§ **Goal**: Pull out every line of the data below that contains the word "Forget". Matching is case-sensitive.
..............................
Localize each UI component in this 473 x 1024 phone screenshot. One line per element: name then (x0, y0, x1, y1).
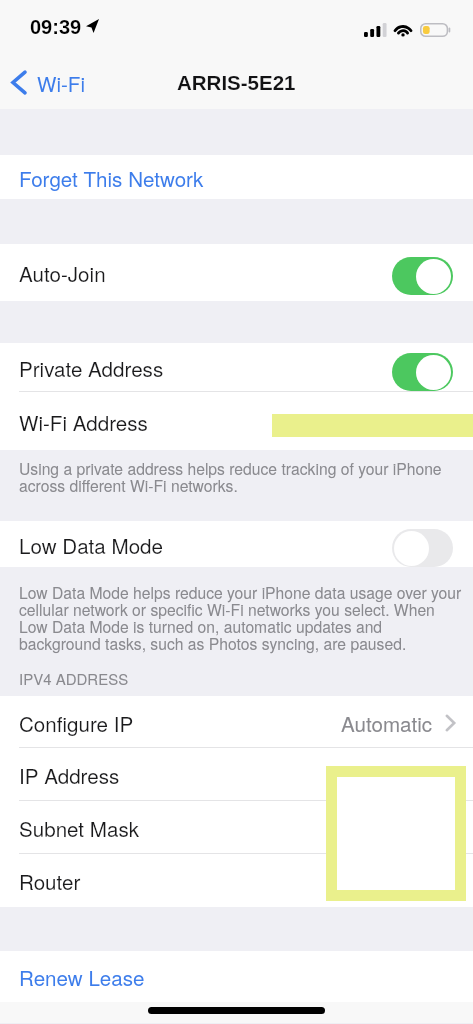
staticText: IP Address (19, 760, 120, 789)
other: Wi-Fi connected (393, 23, 413, 37)
staticText: Subnet Mask (19, 813, 139, 842)
staticText: Auto-Join (19, 258, 106, 287)
button[interactable]: Low Data Mode (0, 521, 473, 567)
staticText: IPV4 ADDRESS (19, 668, 129, 689)
staticText: Automatic (341, 708, 433, 737)
staticText: Wi-Fi Address (19, 407, 148, 436)
staticText: Renew Lease (19, 962, 145, 991)
button[interactable]: IP Address (0, 748, 473, 801)
button[interactable]: Private Address (0, 343, 473, 392)
staticText: ARRIS-5E21 (177, 71, 296, 94)
button[interactable]: Forget This Network (0, 155, 473, 199)
other: Battery (420, 23, 452, 37)
staticText: Low Data Mode (19, 530, 164, 559)
staticText: Wi-Fi (37, 68, 86, 97)
button[interactable]: Switch, on (392, 257, 453, 295)
staticText: Forget This Network (19, 163, 204, 192)
button[interactable]: Auto-Join (0, 244, 473, 301)
staticText: Private Address (19, 353, 164, 382)
button[interactable]: Wi-Fi Address (0, 392, 473, 450)
staticText: Using a private address helps reduce tra… (19, 457, 467, 496)
button[interactable]: Subnet Mask (0, 801, 473, 854)
button[interactable]: Switch, on (392, 353, 453, 391)
other: Back (11, 71, 27, 94)
staticText: Router (19, 866, 81, 895)
staticText: Low Data Mode helps reduce your iPhone d… (19, 581, 467, 654)
other: Location active (86, 19, 99, 33)
button[interactable]: Configure IP (0, 696, 473, 748)
button[interactable]: Switch, off (392, 529, 453, 567)
staticText: Configure IP (19, 708, 134, 737)
button[interactable]: Renew Lease (0, 951, 473, 1002)
staticText: 09:39 (30, 16, 82, 38)
button[interactable]: Back (0, 60, 96, 105)
button[interactable]: Router (0, 854, 473, 907)
other: Cellular signal (364, 23, 386, 37)
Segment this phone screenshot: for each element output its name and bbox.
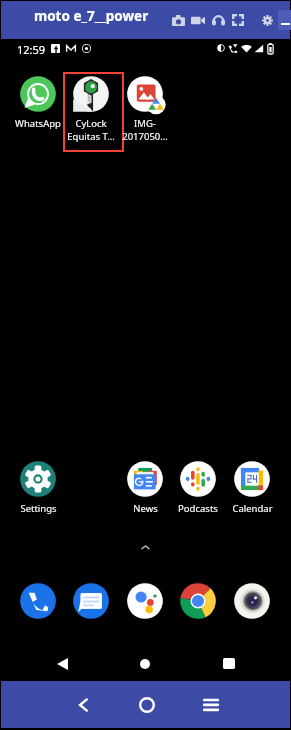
staticText: Podcasts (178, 502, 218, 515)
button[interactable]: IMG- (116, 75, 174, 143)
staticText: IMG- (134, 117, 156, 130)
button[interactable]: Minimize (278, 10, 291, 30)
button[interactable]: Podcasts (169, 460, 227, 515)
staticText: CyLock (75, 117, 107, 130)
button[interactable]: Menu (194, 688, 227, 721)
button[interactable]: CyLock (62, 75, 120, 143)
staticText: 2017050… (122, 130, 168, 143)
staticText: WhatsApp (15, 117, 61, 130)
button[interactable]: Camera (233, 582, 271, 620)
button[interactable]: Audio (209, 9, 227, 31)
button[interactable]: Calendar (223, 460, 281, 515)
button[interactable]: Back (66, 688, 99, 721)
button[interactable]: Assistant (126, 582, 164, 620)
button[interactable]: Screenshot (169, 9, 187, 31)
staticText: Calendar (232, 502, 273, 515)
staticText: Settings (20, 502, 57, 515)
button[interactable]: Back (50, 652, 74, 676)
button[interactable]: News (116, 460, 174, 515)
button[interactable]: Record video (189, 9, 207, 31)
staticText: moto e_7__power (34, 7, 149, 25)
button[interactable]: Messages (72, 582, 110, 620)
button[interactable]: Fullscreen (229, 9, 247, 31)
button[interactable]: Phone (19, 582, 57, 620)
button[interactable]: Home (133, 652, 157, 676)
staticText: 12:59 (17, 42, 46, 57)
button[interactable]: Chrome (179, 582, 217, 620)
button[interactable]: Settings (258, 9, 276, 31)
staticText: News (133, 502, 158, 515)
button[interactable]: Home (130, 688, 163, 721)
button[interactable]: Recent apps (217, 651, 241, 675)
button[interactable]: WhatsApp (9, 75, 67, 130)
staticText: Equitas T… (67, 130, 115, 143)
button[interactable]: Settings (9, 460, 67, 515)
..............................
§ **Finished answer**:
button[interactable]: Forget This Network (0, 155, 473, 199)
staticText: Forget This Network (19, 163, 204, 192)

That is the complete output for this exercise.